**Requirement**
Present every line of the listing below as a numbered list, omitting any blank lines.

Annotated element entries
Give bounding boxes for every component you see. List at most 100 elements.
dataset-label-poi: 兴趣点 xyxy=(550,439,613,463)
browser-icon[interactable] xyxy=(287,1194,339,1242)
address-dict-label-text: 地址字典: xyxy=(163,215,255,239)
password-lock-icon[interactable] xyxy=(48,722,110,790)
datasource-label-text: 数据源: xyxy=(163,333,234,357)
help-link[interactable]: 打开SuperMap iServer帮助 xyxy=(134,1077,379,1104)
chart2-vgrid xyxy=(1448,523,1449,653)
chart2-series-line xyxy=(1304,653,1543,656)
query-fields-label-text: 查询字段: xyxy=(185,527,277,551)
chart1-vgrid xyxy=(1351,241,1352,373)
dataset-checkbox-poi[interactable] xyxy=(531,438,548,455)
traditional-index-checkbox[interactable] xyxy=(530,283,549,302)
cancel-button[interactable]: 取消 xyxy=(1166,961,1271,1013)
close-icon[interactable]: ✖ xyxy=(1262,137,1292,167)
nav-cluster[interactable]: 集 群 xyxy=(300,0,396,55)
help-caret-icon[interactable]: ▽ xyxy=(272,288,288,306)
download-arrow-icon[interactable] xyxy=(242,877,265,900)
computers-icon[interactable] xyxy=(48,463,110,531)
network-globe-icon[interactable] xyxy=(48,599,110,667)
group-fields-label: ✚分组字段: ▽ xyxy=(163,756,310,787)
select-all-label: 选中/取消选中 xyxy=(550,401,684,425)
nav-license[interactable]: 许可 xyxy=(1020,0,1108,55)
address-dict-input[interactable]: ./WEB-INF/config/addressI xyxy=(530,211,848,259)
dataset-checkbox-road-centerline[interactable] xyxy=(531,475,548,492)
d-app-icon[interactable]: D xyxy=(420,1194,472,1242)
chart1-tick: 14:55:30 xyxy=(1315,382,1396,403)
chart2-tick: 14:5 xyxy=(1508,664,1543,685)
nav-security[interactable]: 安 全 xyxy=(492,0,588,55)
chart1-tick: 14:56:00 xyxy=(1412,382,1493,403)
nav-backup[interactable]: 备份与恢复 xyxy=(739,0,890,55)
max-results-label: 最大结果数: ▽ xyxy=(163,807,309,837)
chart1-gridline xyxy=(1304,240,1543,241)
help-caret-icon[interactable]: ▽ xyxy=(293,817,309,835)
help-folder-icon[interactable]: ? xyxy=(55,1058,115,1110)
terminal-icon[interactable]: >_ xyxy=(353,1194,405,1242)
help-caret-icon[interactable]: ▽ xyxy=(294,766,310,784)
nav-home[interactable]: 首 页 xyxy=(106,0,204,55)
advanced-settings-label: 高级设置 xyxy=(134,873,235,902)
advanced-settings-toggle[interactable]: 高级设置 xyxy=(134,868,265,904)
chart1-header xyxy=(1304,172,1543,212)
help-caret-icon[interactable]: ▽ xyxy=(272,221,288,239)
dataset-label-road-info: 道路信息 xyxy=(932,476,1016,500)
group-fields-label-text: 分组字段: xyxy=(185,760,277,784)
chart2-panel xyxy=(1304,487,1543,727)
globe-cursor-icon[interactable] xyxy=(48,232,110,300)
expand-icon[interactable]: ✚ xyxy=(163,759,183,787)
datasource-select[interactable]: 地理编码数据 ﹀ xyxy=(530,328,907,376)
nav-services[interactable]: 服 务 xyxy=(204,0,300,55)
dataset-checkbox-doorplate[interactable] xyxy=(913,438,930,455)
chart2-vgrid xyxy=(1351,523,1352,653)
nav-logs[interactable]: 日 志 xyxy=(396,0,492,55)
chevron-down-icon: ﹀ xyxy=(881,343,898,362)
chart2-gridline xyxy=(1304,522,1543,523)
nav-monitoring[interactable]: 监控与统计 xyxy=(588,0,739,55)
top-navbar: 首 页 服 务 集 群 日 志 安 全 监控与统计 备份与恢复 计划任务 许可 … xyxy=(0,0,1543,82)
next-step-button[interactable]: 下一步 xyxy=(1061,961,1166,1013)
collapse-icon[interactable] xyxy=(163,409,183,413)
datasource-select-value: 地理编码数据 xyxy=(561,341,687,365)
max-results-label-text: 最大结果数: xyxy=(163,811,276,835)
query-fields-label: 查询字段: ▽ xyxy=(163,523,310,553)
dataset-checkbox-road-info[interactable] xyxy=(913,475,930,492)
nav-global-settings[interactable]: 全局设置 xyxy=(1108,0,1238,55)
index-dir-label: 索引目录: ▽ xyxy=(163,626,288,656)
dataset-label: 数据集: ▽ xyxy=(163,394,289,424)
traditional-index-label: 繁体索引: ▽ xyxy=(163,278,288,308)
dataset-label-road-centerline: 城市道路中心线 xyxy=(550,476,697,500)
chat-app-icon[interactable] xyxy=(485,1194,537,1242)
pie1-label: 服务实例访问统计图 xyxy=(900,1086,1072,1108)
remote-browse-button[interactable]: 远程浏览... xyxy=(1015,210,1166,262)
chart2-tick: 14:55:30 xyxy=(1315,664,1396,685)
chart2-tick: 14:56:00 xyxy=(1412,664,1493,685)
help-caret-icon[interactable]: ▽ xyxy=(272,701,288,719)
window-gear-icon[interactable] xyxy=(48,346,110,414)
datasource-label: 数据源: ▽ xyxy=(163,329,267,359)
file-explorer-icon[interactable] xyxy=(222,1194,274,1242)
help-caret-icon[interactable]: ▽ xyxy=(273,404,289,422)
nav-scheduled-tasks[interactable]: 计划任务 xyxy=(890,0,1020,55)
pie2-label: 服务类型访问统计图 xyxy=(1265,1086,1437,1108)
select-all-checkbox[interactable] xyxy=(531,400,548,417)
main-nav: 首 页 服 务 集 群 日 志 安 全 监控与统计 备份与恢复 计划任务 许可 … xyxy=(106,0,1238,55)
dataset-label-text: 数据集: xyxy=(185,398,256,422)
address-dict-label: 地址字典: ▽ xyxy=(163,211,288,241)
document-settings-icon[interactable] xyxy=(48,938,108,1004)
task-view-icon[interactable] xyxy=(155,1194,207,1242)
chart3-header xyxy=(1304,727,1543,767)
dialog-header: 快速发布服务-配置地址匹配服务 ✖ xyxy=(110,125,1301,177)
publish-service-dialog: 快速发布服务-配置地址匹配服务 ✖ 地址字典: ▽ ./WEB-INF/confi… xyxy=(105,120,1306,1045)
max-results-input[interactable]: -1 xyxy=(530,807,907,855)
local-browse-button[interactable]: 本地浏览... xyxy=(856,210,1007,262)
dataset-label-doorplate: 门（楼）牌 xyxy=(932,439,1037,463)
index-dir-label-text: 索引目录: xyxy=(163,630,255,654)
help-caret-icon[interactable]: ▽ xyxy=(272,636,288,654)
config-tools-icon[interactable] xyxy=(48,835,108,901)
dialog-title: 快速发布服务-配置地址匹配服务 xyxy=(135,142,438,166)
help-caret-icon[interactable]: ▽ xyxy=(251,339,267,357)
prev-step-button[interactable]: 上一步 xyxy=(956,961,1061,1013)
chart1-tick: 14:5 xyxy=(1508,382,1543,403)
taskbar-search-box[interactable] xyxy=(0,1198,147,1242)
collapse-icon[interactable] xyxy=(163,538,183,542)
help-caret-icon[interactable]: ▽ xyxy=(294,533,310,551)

**Result of the exercise**
1. Give bounding boxes for every component you see. List at most 100 elements.
2. dataset-label-poi: 兴趣点 xyxy=(550,439,613,463)
3. browser-icon[interactable] xyxy=(287,1194,339,1242)
4. address-dict-label-text: 地址字典: xyxy=(163,215,255,239)
5. password-lock-icon[interactable] xyxy=(48,722,110,790)
6. datasource-label-text: 数据源: xyxy=(163,333,234,357)
7. help-link[interactable]: 打开SuperMap iServer帮助 xyxy=(134,1077,379,1104)
8. chart2-vgrid xyxy=(1448,523,1449,653)
9. chart2-series-line xyxy=(1304,653,1543,656)
10. query-fields-label-text: 查询字段: xyxy=(185,527,277,551)
11. chart1-vgrid xyxy=(1351,241,1352,373)
12. dataset-checkbox-poi[interactable] xyxy=(531,438,548,455)
13. traditional-index-checkbox[interactable] xyxy=(530,283,549,302)
14. cancel-button[interactable]: 取消 xyxy=(1166,961,1271,1013)
15. close-icon[interactable]: ✖ xyxy=(1262,137,1292,167)
16. nav-cluster[interactable]: 集 群 xyxy=(300,0,396,55)
17. help-caret-icon[interactable]: ▽ xyxy=(272,288,288,306)
18. download-arrow-icon[interactable] xyxy=(242,877,265,900)
19. computers-icon[interactable] xyxy=(48,463,110,531)
20. network-globe-icon[interactable] xyxy=(48,599,110,667)
21. group-fields-label: ✚分组字段: ▽ xyxy=(163,756,310,787)
22. select-all-label: 选中/取消选中 xyxy=(550,401,684,425)
23. nav-license[interactable]: 许可 xyxy=(1020,0,1108,55)
24. address-dict-input[interactable]: ./WEB-INF/config/addressI xyxy=(530,211,848,259)
25. dataset-checkbox-road-centerline[interactable] xyxy=(531,475,548,492)
26. d-app-icon[interactable]: D xyxy=(420,1194,472,1242)
27. chart1-tick: 14:55:30 xyxy=(1315,382,1396,403)
28. chart2-tick: 14:5 xyxy=(1508,664,1543,685)
29. nav-security[interactable]: 安 全 xyxy=(492,0,588,55)
30. chart1-tick: 14:56:00 xyxy=(1412,382,1493,403)
31. nav-backup[interactable]: 备份与恢复 xyxy=(739,0,890,55)
32. max-results-label: 最大结果数: ▽ xyxy=(163,807,309,837)
33. chart1-gridline xyxy=(1304,240,1543,241)
34. help-caret-icon[interactable]: ▽ xyxy=(293,817,309,835)
35. help-folder-icon[interactable]: ? xyxy=(55,1058,115,1110)
36. terminal-icon[interactable]: >_ xyxy=(353,1194,405,1242)
37. help-caret-icon[interactable]: ▽ xyxy=(294,766,310,784)
38. nav-home[interactable]: 首 页 xyxy=(106,0,204,55)
39. advanced-settings-label: 高级设置 xyxy=(134,873,235,902)
40. advanced-settings-toggle[interactable]: 高级设置 xyxy=(134,868,265,904)
41. chart1-header xyxy=(1304,172,1543,212)
42. help-caret-icon[interactable]: ▽ xyxy=(272,221,288,239)
43. dataset-label-road-info: 道路信息 xyxy=(932,476,1016,500)
44. group-fields-label-text: 分组字段: xyxy=(185,760,277,784)
45. chart2-panel xyxy=(1304,487,1543,727)
46. globe-cursor-icon[interactable] xyxy=(48,232,110,300)
47. expand-icon[interactable]: ✚ xyxy=(163,759,183,787)
48. datasource-select[interactable]: 地理编码数据 ﹀ xyxy=(530,328,907,376)
49. nav-services[interactable]: 服 务 xyxy=(204,0,300,55)
50. dataset-checkbox-doorplate[interactable] xyxy=(913,438,930,455)
51. chart2-vgrid xyxy=(1351,523,1352,653)
52. nav-logs[interactable]: 日 志 xyxy=(396,0,492,55)
53. chevron-down-icon: ﹀ xyxy=(881,343,898,362)
54. chart2-gridline xyxy=(1304,522,1543,523)
55. nav-monitoring[interactable]: 监控与统计 xyxy=(588,0,739,55)
56. top-navbar: 首 页 服 务 集 群 日 志 安 全 监控与统计 备份与恢复 计划任务 许可 … xyxy=(0,0,1543,82)
57. next-step-button[interactable]: 下一步 xyxy=(1061,961,1166,1013)
58. collapse-icon[interactable] xyxy=(163,409,183,413)
59. datasource-select-value: 地理编码数据 xyxy=(561,341,687,365)
60. max-results-label-text: 最大结果数: xyxy=(163,811,276,835)
61. query-fields-label: 查询字段: ▽ xyxy=(163,523,310,553)
62. dataset-checkbox-road-info[interactable] xyxy=(913,475,930,492)
63. nav-global-settings[interactable]: 全局设置 xyxy=(1108,0,1238,55)
64. index-dir-label: 索引目录: ▽ xyxy=(163,626,288,656)
65. dataset-label: 数据集: ▽ xyxy=(163,394,289,424)
66. traditional-index-label: 繁体索引: ▽ xyxy=(163,278,288,308)
67. dataset-label-road-centerline: 城市道路中心线 xyxy=(550,476,697,500)
68. chat-app-icon[interactable] xyxy=(485,1194,537,1242)
69. pie1-label: 服务实例访问统计图 xyxy=(900,1086,1072,1108)
70. remote-browse-button[interactable]: 远程浏览... xyxy=(1015,210,1166,262)
71. chart2-tick: 14:55:30 xyxy=(1315,664,1396,685)
72. chart2-tick: 14:56:00 xyxy=(1412,664,1493,685)
73. help-caret-icon[interactable]: ▽ xyxy=(272,701,288,719)
74. window-gear-icon[interactable] xyxy=(48,346,110,414)
75. datasource-label: 数据源: ▽ xyxy=(163,329,267,359)
76. file-explorer-icon[interactable] xyxy=(222,1194,274,1242)
77. help-caret-icon[interactable]: ▽ xyxy=(273,404,289,422)
78. nav-scheduled-tasks[interactable]: 计划任务 xyxy=(890,0,1020,55)
79. pie2-label: 服务类型访问统计图 xyxy=(1265,1086,1437,1108)
80. select-all-checkbox[interactable] xyxy=(531,400,548,417)
81. main-nav: 首 页 服 务 集 群 日 志 安 全 监控与统计 备份与恢复 计划任务 许可 … xyxy=(106,0,1238,55)
82. dataset-label-text: 数据集: xyxy=(185,398,256,422)
83. address-dict-label: 地址字典: ▽ xyxy=(163,211,288,241)
84. document-settings-icon[interactable] xyxy=(48,938,108,1004)
85. task-view-icon[interactable] xyxy=(155,1194,207,1242)
86. chart3-header xyxy=(1304,727,1543,767)
87. dialog-header: 快速发布服务-配置地址匹配服务 ✖ xyxy=(110,125,1301,177)
88. publish-service-dialog: 快速发布服务-配置地址匹配服务 ✖ 地址字典: ▽ ./WEB-INF/confi… xyxy=(105,120,1306,1045)
89. max-results-input[interactable]: -1 xyxy=(530,807,907,855)
90. local-browse-button[interactable]: 本地浏览... xyxy=(856,210,1007,262)
91. dataset-label-doorplate: 门（楼）牌 xyxy=(932,439,1037,463)
92. index-dir-label-text: 索引目录: xyxy=(163,630,255,654)
93. help-caret-icon[interactable]: ▽ xyxy=(272,636,288,654)
94. config-tools-icon[interactable] xyxy=(48,835,108,901)
95. dialog-title: 快速发布服务-配置地址匹配服务 xyxy=(135,142,438,166)
96. help-caret-icon[interactable]: ▽ xyxy=(251,339,267,357)
97. prev-step-button[interactable]: 上一步 xyxy=(956,961,1061,1013)
98. chart1-tick: 14:5 xyxy=(1508,382,1543,403)
99. taskbar-search-box[interactable] xyxy=(0,1198,147,1242)
100. collapse-icon[interactable] xyxy=(163,538,183,542)
101. help-caret-icon[interactable]: ▽ xyxy=(294,533,310,551)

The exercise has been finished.